What is expected:
Select and copy out every line in the records containing "initials".

Records shown:
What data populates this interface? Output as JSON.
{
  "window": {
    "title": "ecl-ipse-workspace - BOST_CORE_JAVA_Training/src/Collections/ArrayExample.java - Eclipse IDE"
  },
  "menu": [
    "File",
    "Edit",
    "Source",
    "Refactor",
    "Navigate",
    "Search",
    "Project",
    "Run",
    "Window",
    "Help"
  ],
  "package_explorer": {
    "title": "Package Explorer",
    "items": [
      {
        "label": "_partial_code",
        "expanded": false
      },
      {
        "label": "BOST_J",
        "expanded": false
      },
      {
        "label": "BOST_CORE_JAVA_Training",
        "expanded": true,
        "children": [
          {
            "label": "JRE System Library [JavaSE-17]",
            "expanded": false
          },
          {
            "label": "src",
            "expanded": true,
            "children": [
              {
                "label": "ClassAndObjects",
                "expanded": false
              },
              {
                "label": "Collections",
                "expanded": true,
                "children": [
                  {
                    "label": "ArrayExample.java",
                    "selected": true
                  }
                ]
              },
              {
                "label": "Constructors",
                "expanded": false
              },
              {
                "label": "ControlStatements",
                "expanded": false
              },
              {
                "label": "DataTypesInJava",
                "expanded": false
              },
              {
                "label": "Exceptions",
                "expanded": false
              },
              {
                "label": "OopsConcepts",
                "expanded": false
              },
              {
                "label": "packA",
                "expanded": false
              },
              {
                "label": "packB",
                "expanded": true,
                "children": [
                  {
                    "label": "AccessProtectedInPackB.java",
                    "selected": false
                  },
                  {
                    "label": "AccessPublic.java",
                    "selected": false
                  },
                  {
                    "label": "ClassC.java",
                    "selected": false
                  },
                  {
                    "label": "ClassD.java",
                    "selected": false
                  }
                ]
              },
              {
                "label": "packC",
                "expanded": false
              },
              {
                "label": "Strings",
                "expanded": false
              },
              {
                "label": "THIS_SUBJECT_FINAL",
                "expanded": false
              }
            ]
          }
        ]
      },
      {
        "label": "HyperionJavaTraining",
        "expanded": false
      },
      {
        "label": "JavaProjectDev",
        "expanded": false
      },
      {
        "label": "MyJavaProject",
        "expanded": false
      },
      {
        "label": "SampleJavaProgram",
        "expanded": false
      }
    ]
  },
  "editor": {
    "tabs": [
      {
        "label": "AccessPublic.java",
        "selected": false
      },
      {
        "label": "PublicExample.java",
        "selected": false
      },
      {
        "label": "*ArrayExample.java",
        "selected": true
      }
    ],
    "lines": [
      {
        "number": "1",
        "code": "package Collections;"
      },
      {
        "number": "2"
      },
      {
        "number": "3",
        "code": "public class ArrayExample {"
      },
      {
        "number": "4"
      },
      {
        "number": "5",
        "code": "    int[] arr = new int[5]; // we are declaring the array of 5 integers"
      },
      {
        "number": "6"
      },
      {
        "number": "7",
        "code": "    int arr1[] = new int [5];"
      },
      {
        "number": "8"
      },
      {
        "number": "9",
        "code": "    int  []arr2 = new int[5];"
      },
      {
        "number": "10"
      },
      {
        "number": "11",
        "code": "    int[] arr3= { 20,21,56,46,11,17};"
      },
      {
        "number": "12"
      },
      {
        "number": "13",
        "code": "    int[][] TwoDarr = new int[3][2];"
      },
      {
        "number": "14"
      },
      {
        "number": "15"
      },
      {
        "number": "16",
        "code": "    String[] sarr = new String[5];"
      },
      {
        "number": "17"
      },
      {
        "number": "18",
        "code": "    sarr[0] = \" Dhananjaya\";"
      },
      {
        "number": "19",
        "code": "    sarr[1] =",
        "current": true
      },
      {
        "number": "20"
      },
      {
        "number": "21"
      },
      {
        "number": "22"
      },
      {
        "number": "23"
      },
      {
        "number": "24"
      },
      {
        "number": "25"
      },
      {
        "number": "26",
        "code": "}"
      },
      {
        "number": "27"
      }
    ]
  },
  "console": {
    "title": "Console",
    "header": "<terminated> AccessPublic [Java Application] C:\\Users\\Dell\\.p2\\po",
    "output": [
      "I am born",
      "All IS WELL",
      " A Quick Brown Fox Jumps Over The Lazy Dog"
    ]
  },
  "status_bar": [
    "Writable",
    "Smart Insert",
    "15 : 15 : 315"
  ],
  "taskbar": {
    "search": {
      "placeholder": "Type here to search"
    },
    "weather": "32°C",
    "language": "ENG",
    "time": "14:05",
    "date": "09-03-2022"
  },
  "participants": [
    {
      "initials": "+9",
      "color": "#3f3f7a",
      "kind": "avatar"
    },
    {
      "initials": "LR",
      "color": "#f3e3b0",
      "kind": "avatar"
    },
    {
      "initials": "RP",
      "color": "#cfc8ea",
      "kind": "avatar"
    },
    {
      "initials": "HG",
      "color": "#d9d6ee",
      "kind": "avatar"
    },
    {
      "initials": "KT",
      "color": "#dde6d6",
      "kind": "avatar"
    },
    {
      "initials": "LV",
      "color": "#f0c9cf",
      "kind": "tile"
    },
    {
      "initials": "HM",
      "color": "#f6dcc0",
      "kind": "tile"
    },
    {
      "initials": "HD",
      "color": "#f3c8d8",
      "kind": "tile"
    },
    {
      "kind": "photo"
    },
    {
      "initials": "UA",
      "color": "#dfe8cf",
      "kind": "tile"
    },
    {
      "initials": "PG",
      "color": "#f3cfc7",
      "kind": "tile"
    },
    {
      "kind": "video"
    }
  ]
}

Result below:
      "initials": "+9",
      "initials": "LR",
      "initials": "RP",
      "initials": "HG",
      "initials": "KT",
      "initials": "LV",
      "initials": "HM",
      "initials": "HD",
      "initials": "UA",
      "initials": "PG",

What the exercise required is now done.